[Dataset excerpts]
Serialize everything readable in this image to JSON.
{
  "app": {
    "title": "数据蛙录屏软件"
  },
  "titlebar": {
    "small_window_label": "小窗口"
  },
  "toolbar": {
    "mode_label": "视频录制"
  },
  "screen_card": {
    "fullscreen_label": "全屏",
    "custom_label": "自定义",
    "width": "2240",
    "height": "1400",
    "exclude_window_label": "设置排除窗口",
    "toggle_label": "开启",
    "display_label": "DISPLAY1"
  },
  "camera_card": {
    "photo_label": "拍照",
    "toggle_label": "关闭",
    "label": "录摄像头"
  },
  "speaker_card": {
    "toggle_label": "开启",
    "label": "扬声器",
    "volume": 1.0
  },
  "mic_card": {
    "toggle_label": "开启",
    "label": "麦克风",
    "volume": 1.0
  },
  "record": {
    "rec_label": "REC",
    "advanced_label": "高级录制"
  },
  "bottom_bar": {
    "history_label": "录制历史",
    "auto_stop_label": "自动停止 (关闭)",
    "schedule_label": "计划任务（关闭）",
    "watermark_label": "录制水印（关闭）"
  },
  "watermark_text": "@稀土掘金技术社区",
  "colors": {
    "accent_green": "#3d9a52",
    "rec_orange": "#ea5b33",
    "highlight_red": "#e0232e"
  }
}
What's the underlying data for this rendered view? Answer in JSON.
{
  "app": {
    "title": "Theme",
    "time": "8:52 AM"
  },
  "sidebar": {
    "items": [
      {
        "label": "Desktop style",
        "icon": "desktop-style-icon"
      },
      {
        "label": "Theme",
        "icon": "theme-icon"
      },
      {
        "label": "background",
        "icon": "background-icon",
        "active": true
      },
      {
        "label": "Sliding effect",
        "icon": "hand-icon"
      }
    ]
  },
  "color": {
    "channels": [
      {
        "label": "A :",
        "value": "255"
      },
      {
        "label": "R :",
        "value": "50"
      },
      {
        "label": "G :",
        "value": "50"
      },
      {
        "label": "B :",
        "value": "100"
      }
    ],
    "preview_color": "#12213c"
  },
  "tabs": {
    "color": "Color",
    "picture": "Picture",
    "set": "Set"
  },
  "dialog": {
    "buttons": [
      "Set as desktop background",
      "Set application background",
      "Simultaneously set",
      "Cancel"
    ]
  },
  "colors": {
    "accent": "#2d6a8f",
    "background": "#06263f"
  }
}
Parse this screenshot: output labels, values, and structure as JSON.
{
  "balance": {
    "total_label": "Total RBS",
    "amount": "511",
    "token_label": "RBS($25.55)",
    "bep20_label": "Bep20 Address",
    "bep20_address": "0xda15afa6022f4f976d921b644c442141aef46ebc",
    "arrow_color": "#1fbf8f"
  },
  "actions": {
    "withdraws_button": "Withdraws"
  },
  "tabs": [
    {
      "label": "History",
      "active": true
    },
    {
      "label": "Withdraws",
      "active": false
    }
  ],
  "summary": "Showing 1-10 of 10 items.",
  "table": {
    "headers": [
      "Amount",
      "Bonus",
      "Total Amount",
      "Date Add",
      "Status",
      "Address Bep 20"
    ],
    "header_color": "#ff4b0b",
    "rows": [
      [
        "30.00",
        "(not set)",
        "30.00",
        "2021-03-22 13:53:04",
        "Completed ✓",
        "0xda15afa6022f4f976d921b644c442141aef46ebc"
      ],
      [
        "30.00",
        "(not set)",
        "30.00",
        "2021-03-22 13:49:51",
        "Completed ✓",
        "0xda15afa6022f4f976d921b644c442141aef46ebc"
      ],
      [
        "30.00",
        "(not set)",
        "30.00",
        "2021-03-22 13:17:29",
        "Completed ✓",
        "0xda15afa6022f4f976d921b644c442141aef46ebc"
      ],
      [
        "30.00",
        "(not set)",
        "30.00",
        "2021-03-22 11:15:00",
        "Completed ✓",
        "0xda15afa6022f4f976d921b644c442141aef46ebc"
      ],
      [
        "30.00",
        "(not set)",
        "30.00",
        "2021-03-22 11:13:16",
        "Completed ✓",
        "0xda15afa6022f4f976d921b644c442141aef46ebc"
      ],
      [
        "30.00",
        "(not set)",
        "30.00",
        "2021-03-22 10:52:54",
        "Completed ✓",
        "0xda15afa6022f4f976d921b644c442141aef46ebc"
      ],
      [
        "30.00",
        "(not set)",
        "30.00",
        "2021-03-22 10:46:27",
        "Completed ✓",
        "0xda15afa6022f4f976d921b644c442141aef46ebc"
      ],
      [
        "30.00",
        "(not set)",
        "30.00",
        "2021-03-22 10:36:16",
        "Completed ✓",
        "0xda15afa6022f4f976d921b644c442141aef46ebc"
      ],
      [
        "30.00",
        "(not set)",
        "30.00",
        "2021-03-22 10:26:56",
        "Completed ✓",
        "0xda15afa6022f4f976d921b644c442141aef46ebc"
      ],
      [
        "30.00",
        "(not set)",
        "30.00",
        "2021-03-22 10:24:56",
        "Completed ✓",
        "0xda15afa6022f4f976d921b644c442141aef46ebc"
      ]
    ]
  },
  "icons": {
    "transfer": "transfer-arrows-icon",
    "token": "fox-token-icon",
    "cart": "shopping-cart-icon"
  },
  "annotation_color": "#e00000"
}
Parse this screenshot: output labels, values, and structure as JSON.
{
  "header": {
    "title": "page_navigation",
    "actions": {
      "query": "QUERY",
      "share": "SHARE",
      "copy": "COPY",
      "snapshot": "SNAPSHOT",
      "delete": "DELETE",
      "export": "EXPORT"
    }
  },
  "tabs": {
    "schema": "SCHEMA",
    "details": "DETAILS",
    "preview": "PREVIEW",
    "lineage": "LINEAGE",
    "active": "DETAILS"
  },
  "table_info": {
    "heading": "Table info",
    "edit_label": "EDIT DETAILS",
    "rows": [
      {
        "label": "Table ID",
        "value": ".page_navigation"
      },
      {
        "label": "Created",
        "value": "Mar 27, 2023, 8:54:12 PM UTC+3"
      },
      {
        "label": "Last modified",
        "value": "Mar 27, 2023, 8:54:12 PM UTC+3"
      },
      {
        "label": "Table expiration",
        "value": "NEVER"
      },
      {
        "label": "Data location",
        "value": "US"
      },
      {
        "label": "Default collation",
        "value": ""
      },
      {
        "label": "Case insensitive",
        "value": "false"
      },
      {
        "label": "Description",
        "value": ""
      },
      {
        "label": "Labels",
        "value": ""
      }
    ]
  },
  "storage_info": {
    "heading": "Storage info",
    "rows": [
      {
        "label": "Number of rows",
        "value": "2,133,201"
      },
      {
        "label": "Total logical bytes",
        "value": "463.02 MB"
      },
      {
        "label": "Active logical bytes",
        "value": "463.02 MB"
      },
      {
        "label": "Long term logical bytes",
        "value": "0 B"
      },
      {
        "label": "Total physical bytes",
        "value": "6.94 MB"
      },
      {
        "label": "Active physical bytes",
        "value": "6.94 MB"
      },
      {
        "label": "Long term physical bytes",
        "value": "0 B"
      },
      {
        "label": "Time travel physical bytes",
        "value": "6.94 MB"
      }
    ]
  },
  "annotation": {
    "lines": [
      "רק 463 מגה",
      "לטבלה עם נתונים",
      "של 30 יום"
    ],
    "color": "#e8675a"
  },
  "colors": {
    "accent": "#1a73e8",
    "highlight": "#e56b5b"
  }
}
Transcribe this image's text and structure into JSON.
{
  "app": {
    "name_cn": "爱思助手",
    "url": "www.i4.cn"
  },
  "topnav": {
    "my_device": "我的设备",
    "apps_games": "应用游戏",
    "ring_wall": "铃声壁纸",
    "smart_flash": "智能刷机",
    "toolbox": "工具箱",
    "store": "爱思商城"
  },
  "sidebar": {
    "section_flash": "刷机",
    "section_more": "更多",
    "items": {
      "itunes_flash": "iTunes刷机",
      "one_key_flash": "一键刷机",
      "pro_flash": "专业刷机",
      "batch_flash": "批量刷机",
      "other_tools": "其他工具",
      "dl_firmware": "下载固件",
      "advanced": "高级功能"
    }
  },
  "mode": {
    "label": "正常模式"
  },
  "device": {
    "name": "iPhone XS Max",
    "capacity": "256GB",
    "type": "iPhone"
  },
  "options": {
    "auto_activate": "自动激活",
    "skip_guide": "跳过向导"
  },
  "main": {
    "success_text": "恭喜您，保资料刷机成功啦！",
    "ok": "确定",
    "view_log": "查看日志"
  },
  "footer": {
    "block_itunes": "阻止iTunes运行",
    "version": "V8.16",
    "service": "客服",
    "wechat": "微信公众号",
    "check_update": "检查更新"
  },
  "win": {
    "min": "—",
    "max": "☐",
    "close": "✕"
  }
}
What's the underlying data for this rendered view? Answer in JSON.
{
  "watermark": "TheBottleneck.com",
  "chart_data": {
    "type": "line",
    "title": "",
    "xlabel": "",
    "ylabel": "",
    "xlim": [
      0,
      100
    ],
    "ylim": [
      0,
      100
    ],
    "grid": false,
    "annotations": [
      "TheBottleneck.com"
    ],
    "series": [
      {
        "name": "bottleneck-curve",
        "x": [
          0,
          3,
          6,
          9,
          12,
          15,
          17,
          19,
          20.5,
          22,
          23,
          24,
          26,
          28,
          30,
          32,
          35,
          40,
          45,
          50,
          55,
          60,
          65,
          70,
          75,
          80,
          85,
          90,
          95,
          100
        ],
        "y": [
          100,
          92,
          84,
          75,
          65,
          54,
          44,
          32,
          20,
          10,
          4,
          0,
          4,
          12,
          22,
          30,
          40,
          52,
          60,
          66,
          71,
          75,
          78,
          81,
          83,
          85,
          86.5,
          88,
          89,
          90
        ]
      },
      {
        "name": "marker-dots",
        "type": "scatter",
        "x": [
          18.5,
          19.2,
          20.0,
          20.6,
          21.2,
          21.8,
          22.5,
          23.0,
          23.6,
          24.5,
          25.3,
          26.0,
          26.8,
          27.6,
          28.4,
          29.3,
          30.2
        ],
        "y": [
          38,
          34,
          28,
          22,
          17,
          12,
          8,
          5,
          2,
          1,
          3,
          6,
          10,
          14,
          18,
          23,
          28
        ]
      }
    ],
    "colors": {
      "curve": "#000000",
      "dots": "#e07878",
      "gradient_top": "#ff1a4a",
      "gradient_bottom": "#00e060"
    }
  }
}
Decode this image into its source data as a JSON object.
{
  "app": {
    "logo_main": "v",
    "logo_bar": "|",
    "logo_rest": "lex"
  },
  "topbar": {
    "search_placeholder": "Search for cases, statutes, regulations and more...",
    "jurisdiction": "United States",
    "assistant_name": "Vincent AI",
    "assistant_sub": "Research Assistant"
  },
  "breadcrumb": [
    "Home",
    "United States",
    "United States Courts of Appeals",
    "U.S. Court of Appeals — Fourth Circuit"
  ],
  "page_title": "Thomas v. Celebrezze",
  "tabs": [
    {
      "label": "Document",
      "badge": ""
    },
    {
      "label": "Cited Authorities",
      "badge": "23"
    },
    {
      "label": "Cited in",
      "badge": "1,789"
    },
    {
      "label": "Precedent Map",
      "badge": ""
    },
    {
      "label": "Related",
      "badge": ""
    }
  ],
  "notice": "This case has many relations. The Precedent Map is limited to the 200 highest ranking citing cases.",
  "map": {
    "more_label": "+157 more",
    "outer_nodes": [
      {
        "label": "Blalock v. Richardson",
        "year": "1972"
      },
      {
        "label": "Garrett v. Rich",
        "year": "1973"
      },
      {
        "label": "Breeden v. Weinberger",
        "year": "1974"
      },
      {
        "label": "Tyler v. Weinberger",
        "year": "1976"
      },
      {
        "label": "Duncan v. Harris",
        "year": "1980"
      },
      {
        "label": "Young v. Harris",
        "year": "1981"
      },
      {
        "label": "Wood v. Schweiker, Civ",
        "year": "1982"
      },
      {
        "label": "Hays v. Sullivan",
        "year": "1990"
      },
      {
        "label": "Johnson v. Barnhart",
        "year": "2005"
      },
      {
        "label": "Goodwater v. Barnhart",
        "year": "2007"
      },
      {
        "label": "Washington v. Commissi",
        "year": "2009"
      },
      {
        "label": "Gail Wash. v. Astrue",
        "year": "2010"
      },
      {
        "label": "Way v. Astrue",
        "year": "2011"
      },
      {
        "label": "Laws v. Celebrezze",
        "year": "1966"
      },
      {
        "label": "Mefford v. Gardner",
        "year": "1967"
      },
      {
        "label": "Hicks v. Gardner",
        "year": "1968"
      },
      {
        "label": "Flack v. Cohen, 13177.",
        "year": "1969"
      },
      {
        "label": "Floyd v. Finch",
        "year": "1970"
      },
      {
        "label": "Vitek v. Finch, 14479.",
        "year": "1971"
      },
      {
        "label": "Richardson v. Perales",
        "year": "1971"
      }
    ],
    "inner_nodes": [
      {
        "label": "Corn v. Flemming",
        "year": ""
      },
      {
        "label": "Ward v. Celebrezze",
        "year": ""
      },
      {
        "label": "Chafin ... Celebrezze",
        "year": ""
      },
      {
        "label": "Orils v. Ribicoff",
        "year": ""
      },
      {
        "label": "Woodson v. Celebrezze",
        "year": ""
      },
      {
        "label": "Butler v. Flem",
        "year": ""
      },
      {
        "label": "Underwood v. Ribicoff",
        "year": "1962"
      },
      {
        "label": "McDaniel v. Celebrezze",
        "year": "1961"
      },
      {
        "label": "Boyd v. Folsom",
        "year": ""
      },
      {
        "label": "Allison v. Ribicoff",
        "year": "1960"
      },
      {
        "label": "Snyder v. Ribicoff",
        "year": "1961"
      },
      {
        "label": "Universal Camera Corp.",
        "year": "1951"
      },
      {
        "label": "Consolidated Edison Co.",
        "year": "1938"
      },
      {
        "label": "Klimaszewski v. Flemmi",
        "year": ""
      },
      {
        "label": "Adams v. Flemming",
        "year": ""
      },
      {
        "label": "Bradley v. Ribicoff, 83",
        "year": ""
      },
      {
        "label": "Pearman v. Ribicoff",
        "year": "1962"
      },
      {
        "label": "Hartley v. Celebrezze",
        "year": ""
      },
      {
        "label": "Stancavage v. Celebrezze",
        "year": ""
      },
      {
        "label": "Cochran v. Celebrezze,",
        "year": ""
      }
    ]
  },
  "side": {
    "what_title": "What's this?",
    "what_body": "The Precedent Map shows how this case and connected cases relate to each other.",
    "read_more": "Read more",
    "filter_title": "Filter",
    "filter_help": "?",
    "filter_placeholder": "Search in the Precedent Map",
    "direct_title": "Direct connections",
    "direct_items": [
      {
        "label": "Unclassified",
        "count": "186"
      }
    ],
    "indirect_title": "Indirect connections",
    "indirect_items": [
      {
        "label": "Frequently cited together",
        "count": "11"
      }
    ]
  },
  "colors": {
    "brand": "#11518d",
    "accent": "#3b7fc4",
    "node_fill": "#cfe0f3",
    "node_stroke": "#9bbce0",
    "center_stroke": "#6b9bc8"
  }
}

▸ **Directive**:
Determine how many of the lines above hold the word "Ribicoff", and output that number by itself.

▸ **Expected output**:
6